> _Listed records_
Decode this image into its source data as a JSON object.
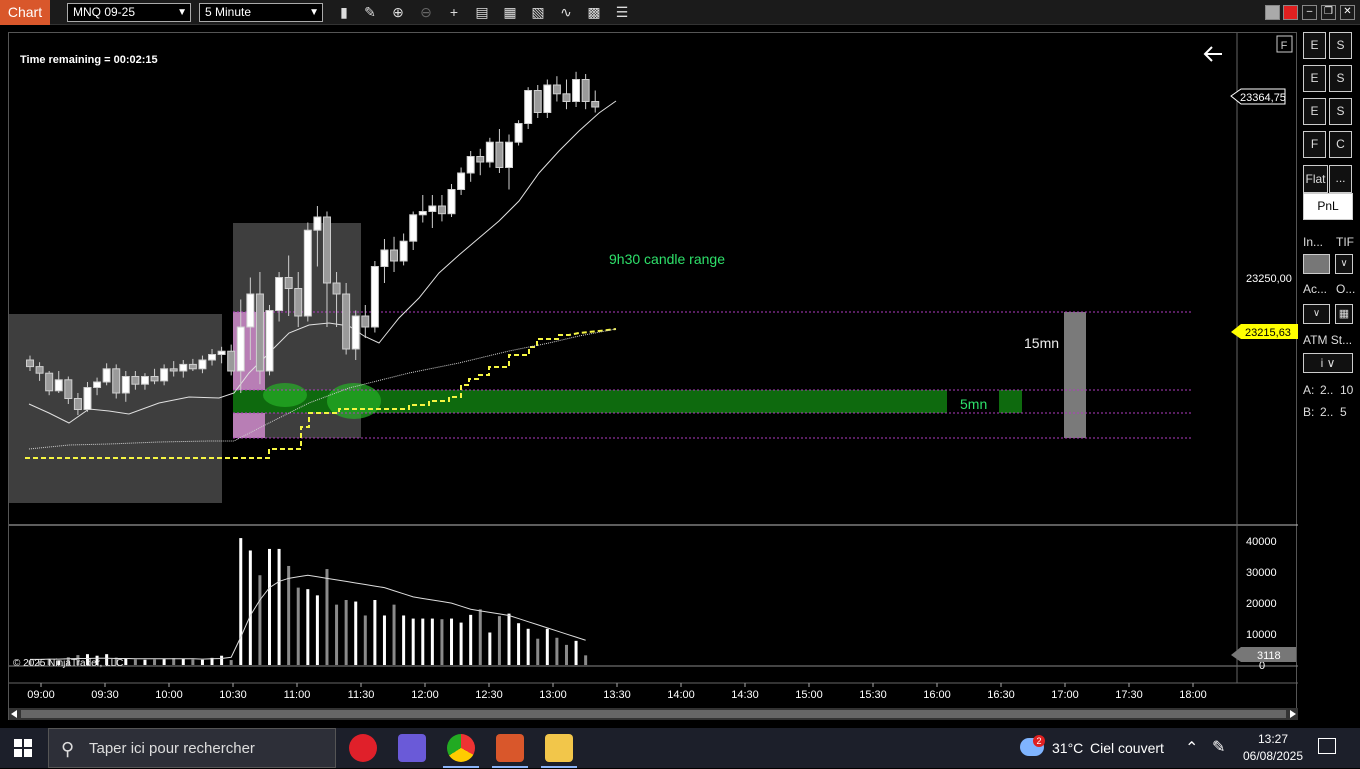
{
  "title_bar": {
    "app_tag": "Chart",
    "instrument": "MNQ 09-25",
    "interval": "5 Minute"
  },
  "chart": {
    "time_remaining": "Time remaining = 00:02:15",
    "annotation_range": "9h30 candle range",
    "label_5mn": "5mn",
    "label_15mn": "15mn",
    "copyright": "© 2025 NinjaTrader, LLC",
    "last_price": "23364,75",
    "price_tick": "23250,00",
    "marker_price": "23215,63",
    "volume_last": "3118",
    "flag_label": "F"
  },
  "chart_data": {
    "type": "candlestick",
    "price_axis": {
      "min": 23020,
      "max": 23420,
      "ticks": [
        "23250,00"
      ]
    },
    "volume_axis": {
      "min": 0,
      "max": 42000,
      "ticks": [
        "40000",
        "30000",
        "20000",
        "10000",
        "0"
      ]
    },
    "time_axis": [
      "09:00",
      "09:30",
      "10:00",
      "10:30",
      "11:00",
      "11:30",
      "12:00",
      "12:30",
      "13:00",
      "13:30",
      "14:00",
      "14:30",
      "15:00",
      "15:30",
      "16:00",
      "16:30",
      "17:00",
      "17:30",
      "18:00"
    ],
    "levels": {
      "range_high": 23229,
      "range_low": 23130,
      "mid_high": 23175,
      "mid_low": 23164
    },
    "candles": [
      [
        23150,
        23154,
        23140,
        23144
      ],
      [
        23144,
        23148,
        23131,
        23138
      ],
      [
        23138,
        23140,
        23118,
        23122
      ],
      [
        23122,
        23140,
        23120,
        23132
      ],
      [
        23132,
        23135,
        23110,
        23115
      ],
      [
        23115,
        23120,
        23100,
        23105
      ],
      [
        23105,
        23130,
        23103,
        23125
      ],
      [
        23125,
        23134,
        23118,
        23130
      ],
      [
        23130,
        23147,
        23127,
        23142
      ],
      [
        23142,
        23146,
        23115,
        23120
      ],
      [
        23120,
        23140,
        23112,
        23135
      ],
      [
        23135,
        23140,
        23123,
        23128
      ],
      [
        23128,
        23138,
        23123,
        23135
      ],
      [
        23135,
        23142,
        23128,
        23131
      ],
      [
        23131,
        23146,
        23127,
        23142
      ],
      [
        23142,
        23149,
        23135,
        23140
      ],
      [
        23140,
        23150,
        23134,
        23146
      ],
      [
        23146,
        23151,
        23140,
        23142
      ],
      [
        23142,
        23154,
        23138,
        23150
      ],
      [
        23150,
        23160,
        23145,
        23155
      ],
      [
        23155,
        23162,
        23147,
        23158
      ],
      [
        23158,
        23164,
        23136,
        23140
      ],
      [
        23140,
        23205,
        23120,
        23180
      ],
      [
        23180,
        23225,
        23150,
        23210
      ],
      [
        23210,
        23230,
        23128,
        23140
      ],
      [
        23140,
        23200,
        23136,
        23195
      ],
      [
        23195,
        23230,
        23185,
        23225
      ],
      [
        23225,
        23245,
        23190,
        23215
      ],
      [
        23215,
        23230,
        23180,
        23190
      ],
      [
        23190,
        23275,
        23185,
        23268
      ],
      [
        23268,
        23290,
        23235,
        23280
      ],
      [
        23280,
        23285,
        23180,
        23220
      ],
      [
        23220,
        23230,
        23180,
        23210
      ],
      [
        23210,
        23220,
        23155,
        23160
      ],
      [
        23160,
        23195,
        23150,
        23190
      ],
      [
        23190,
        23200,
        23170,
        23180
      ],
      [
        23180,
        23240,
        23175,
        23235
      ],
      [
        23235,
        23260,
        23220,
        23250
      ],
      [
        23250,
        23262,
        23230,
        23240
      ],
      [
        23240,
        23265,
        23236,
        23258
      ],
      [
        23258,
        23285,
        23250,
        23282
      ],
      [
        23282,
        23300,
        23275,
        23285
      ],
      [
        23285,
        23300,
        23270,
        23290
      ],
      [
        23290,
        23300,
        23276,
        23283
      ],
      [
        23283,
        23310,
        23280,
        23305
      ],
      [
        23305,
        23325,
        23300,
        23320
      ],
      [
        23320,
        23340,
        23312,
        23335
      ],
      [
        23335,
        23342,
        23318,
        23330
      ],
      [
        23330,
        23352,
        23325,
        23348
      ],
      [
        23348,
        23360,
        23320,
        23325
      ],
      [
        23325,
        23355,
        23305,
        23348
      ],
      [
        23348,
        23368,
        23345,
        23365
      ],
      [
        23365,
        23398,
        23360,
        23395
      ],
      [
        23395,
        23400,
        23370,
        23375
      ],
      [
        23375,
        23405,
        23370,
        23400
      ],
      [
        23400,
        23408,
        23385,
        23392
      ],
      [
        23392,
        23405,
        23378,
        23385
      ],
      [
        23385,
        23412,
        23380,
        23405
      ],
      [
        23405,
        23410,
        23378,
        23385
      ],
      [
        23385,
        23395,
        23375,
        23380
      ]
    ],
    "volumes": [
      1500,
      1200,
      2000,
      1500,
      2500,
      3200,
      3500,
      3000,
      3500,
      2400,
      2000,
      1800,
      1700,
      1800,
      1900,
      2200,
      2000,
      1800,
      1700,
      2300,
      3000,
      1600,
      41000,
      37000,
      29000,
      37500,
      37500,
      32000,
      25000,
      24500,
      22500,
      31000,
      19500,
      21000,
      20500,
      16000,
      21000,
      16000,
      19500,
      16000,
      15000,
      15000,
      15000,
      14800,
      15000,
      13700,
      16200,
      18000,
      10500,
      15800,
      16600,
      13500,
      11700,
      8500,
      11700,
      8800,
      6500,
      7800,
      3118
    ],
    "volume_ma": [
      1800,
      1800,
      1900,
      1900,
      2000,
      2100,
      2100,
      2200,
      2200,
      2100,
      2100,
      2000,
      2000,
      2000,
      2000,
      2000,
      2000,
      2000,
      1900,
      2000,
      2100,
      2500,
      9000,
      16000,
      21000,
      25000,
      27000,
      28000,
      28500,
      29000,
      28500,
      28000,
      27500,
      27000,
      26500,
      26000,
      25500,
      25000,
      24000,
      23000,
      22000,
      21500,
      21000,
      20500,
      20000,
      19000,
      18000,
      17500,
      17000,
      16500,
      16000,
      15000,
      14000,
      13000,
      12000,
      11000,
      10000,
      9000,
      8000
    ]
  },
  "right_panel": {
    "btn_rows": [
      [
        "E",
        "S"
      ],
      [
        "E",
        "S"
      ],
      [
        "E",
        "S"
      ],
      [
        "F",
        "C"
      ]
    ],
    "flat": "Flat",
    "dots": "...",
    "pnl": "PnL",
    "in_label": "In...",
    "tif_label": "TIF",
    "ac_label": "Ac...",
    "o_label": "O...",
    "atm_label": "ATM St...",
    "a_row": {
      "k": "A:",
      "v": "2..",
      "n": "10"
    },
    "b_row": {
      "k": "B:",
      "v": "2..",
      "n": "5"
    }
  },
  "taskbar": {
    "search_placeholder": "Taper ici pour rechercher",
    "weather_temp": "31°C",
    "weather_text": "Ciel couvert",
    "weather_badge": "2",
    "clock_time": "13:27",
    "clock_date": "06/08/2025"
  },
  "colors": {
    "accent": "#d9572b",
    "green_zone": "#0f6b0f",
    "pink_zone": "#e39ae0",
    "yellow_line": "#f5f542",
    "magenta_line": "#b03cc0",
    "price_marker": "#ffff00",
    "annotation_green": "#2ee06a"
  }
}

> _Work required_
Make an exact copy of the listing above. Do not include the pictures.

> _Problem solution_
Decode this image into its source data as a JSON object.
{
  "title_bar": {
    "app_tag": "Chart",
    "instrument": "MNQ 09-25",
    "interval": "5 Minute"
  },
  "chart": {
    "time_remaining": "Time remaining = 00:02:15",
    "annotation_range": "9h30 candle range",
    "label_5mn": "5mn",
    "label_15mn": "15mn",
    "copyright": "© 2025 NinjaTrader, LLC",
    "last_price": "23364,75",
    "price_tick": "23250,00",
    "marker_price": "23215,63",
    "volume_last": "3118",
    "flag_label": "F"
  },
  "chart_data": {
    "type": "candlestick",
    "price_axis": {
      "min": 23020,
      "max": 23420,
      "ticks": [
        "23250,00"
      ]
    },
    "volume_axis": {
      "min": 0,
      "max": 42000,
      "ticks": [
        "40000",
        "30000",
        "20000",
        "10000",
        "0"
      ]
    },
    "time_axis": [
      "09:00",
      "09:30",
      "10:00",
      "10:30",
      "11:00",
      "11:30",
      "12:00",
      "12:30",
      "13:00",
      "13:30",
      "14:00",
      "14:30",
      "15:00",
      "15:30",
      "16:00",
      "16:30",
      "17:00",
      "17:30",
      "18:00"
    ],
    "levels": {
      "range_high": 23229,
      "range_low": 23130,
      "mid_high": 23175,
      "mid_low": 23164
    },
    "candles": [
      [
        23150,
        23154,
        23140,
        23144
      ],
      [
        23144,
        23148,
        23131,
        23138
      ],
      [
        23138,
        23140,
        23118,
        23122
      ],
      [
        23122,
        23140,
        23120,
        23132
      ],
      [
        23132,
        23135,
        23110,
        23115
      ],
      [
        23115,
        23120,
        23100,
        23105
      ],
      [
        23105,
        23130,
        23103,
        23125
      ],
      [
        23125,
        23134,
        23118,
        23130
      ],
      [
        23130,
        23147,
        23127,
        23142
      ],
      [
        23142,
        23146,
        23115,
        23120
      ],
      [
        23120,
        23140,
        23112,
        23135
      ],
      [
        23135,
        23140,
        23123,
        23128
      ],
      [
        23128,
        23138,
        23123,
        23135
      ],
      [
        23135,
        23142,
        23128,
        23131
      ],
      [
        23131,
        23146,
        23127,
        23142
      ],
      [
        23142,
        23149,
        23135,
        23140
      ],
      [
        23140,
        23150,
        23134,
        23146
      ],
      [
        23146,
        23151,
        23140,
        23142
      ],
      [
        23142,
        23154,
        23138,
        23150
      ],
      [
        23150,
        23160,
        23145,
        23155
      ],
      [
        23155,
        23162,
        23147,
        23158
      ],
      [
        23158,
        23164,
        23136,
        23140
      ],
      [
        23140,
        23205,
        23120,
        23180
      ],
      [
        23180,
        23225,
        23150,
        23210
      ],
      [
        23210,
        23230,
        23128,
        23140
      ],
      [
        23140,
        23200,
        23136,
        23195
      ],
      [
        23195,
        23230,
        23185,
        23225
      ],
      [
        23225,
        23245,
        23190,
        23215
      ],
      [
        23215,
        23230,
        23180,
        23190
      ],
      [
        23190,
        23275,
        23185,
        23268
      ],
      [
        23268,
        23290,
        23235,
        23280
      ],
      [
        23280,
        23285,
        23180,
        23220
      ],
      [
        23220,
        23230,
        23180,
        23210
      ],
      [
        23210,
        23220,
        23155,
        23160
      ],
      [
        23160,
        23195,
        23150,
        23190
      ],
      [
        23190,
        23200,
        23170,
        23180
      ],
      [
        23180,
        23240,
        23175,
        23235
      ],
      [
        23235,
        23260,
        23220,
        23250
      ],
      [
        23250,
        23262,
        23230,
        23240
      ],
      [
        23240,
        23265,
        23236,
        23258
      ],
      [
        23258,
        23285,
        23250,
        23282
      ],
      [
        23282,
        23300,
        23275,
        23285
      ],
      [
        23285,
        23300,
        23270,
        23290
      ],
      [
        23290,
        23300,
        23276,
        23283
      ],
      [
        23283,
        23310,
        23280,
        23305
      ],
      [
        23305,
        23325,
        23300,
        23320
      ],
      [
        23320,
        23340,
        23312,
        23335
      ],
      [
        23335,
        23342,
        23318,
        23330
      ],
      [
        23330,
        23352,
        23325,
        23348
      ],
      [
        23348,
        23360,
        23320,
        23325
      ],
      [
        23325,
        23355,
        23305,
        23348
      ],
      [
        23348,
        23368,
        23345,
        23365
      ],
      [
        23365,
        23398,
        23360,
        23395
      ],
      [
        23395,
        23400,
        23370,
        23375
      ],
      [
        23375,
        23405,
        23370,
        23400
      ],
      [
        23400,
        23408,
        23385,
        23392
      ],
      [
        23392,
        23405,
        23378,
        23385
      ],
      [
        23385,
        23412,
        23380,
        23405
      ],
      [
        23405,
        23410,
        23378,
        23385
      ],
      [
        23385,
        23395,
        23375,
        23380
      ]
    ],
    "volumes": [
      1500,
      1200,
      2000,
      1500,
      2500,
      3200,
      3500,
      3000,
      3500,
      2400,
      2000,
      1800,
      1700,
      1800,
      1900,
      2200,
      2000,
      1800,
      1700,
      2300,
      3000,
      1600,
      41000,
      37000,
      29000,
      37500,
      37500,
      32000,
      25000,
      24500,
      22500,
      31000,
      19500,
      21000,
      20500,
      16000,
      21000,
      16000,
      19500,
      16000,
      15000,
      15000,
      15000,
      14800,
      15000,
      13700,
      16200,
      18000,
      10500,
      15800,
      16600,
      13500,
      11700,
      8500,
      11700,
      8800,
      6500,
      7800,
      3118
    ],
    "volume_ma": [
      1800,
      1800,
      1900,
      1900,
      2000,
      2100,
      2100,
      2200,
      2200,
      2100,
      2100,
      2000,
      2000,
      2000,
      2000,
      2000,
      2000,
      2000,
      1900,
      2000,
      2100,
      2500,
      9000,
      16000,
      21000,
      25000,
      27000,
      28000,
      28500,
      29000,
      28500,
      28000,
      27500,
      27000,
      26500,
      26000,
      25500,
      25000,
      24000,
      23000,
      22000,
      21500,
      21000,
      20500,
      20000,
      19000,
      18000,
      17500,
      17000,
      16500,
      16000,
      15000,
      14000,
      13000,
      12000,
      11000,
      10000,
      9000,
      8000
    ]
  },
  "right_panel": {
    "btn_rows": [
      [
        "E",
        "S"
      ],
      [
        "E",
        "S"
      ],
      [
        "E",
        "S"
      ],
      [
        "F",
        "C"
      ]
    ],
    "flat": "Flat",
    "dots": "...",
    "pnl": "PnL",
    "in_label": "In...",
    "tif_label": "TIF",
    "ac_label": "Ac...",
    "o_label": "O...",
    "atm_label": "ATM St...",
    "a_row": {
      "k": "A:",
      "v": "2..",
      "n": "10"
    },
    "b_row": {
      "k": "B:",
      "v": "2..",
      "n": "5"
    }
  },
  "taskbar": {
    "search_placeholder": "Taper ici pour rechercher",
    "weather_temp": "31°C",
    "weather_text": "Ciel couvert",
    "weather_badge": "2",
    "clock_time": "13:27",
    "clock_date": "06/08/2025"
  },
  "colors": {
    "accent": "#d9572b",
    "green_zone": "#0f6b0f",
    "pink_zone": "#e39ae0",
    "yellow_line": "#f5f542",
    "magenta_line": "#b03cc0",
    "price_marker": "#ffff00",
    "annotation_green": "#2ee06a"
  }
}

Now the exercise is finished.